-- start --

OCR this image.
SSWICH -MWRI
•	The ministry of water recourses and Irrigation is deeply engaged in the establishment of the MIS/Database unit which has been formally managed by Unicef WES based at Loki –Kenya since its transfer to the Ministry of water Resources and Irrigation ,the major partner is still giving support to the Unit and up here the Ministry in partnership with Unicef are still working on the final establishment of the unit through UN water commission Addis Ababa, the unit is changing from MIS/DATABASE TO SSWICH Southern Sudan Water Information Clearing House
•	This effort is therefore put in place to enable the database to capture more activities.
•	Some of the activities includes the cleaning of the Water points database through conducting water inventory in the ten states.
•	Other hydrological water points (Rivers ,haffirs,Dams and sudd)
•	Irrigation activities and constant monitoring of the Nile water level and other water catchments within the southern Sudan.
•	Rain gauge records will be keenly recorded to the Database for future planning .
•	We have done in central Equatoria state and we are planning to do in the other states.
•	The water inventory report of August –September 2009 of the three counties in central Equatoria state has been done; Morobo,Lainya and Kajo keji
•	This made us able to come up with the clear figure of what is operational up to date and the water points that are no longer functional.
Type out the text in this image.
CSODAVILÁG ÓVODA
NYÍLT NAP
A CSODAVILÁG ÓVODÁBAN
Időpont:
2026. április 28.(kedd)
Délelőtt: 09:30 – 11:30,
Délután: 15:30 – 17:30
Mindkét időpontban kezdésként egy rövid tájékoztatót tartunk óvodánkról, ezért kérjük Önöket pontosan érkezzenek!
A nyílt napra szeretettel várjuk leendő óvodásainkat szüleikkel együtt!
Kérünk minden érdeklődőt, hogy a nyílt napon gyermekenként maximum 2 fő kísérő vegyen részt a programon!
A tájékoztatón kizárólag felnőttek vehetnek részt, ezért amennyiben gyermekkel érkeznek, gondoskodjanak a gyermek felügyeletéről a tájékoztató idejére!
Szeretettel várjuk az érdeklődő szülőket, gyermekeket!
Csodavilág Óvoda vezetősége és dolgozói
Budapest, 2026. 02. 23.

-- end --

- AIM
Show the lines that mention the word "Equatoria".

- TASK ANSWER
•	We have done in central Equatoria state and we are planning to do in the other states.
•	The water inventory report of August –September 2009 of the three counties in central Equatoria state has been done; Morobo,Lainya and Kajo keji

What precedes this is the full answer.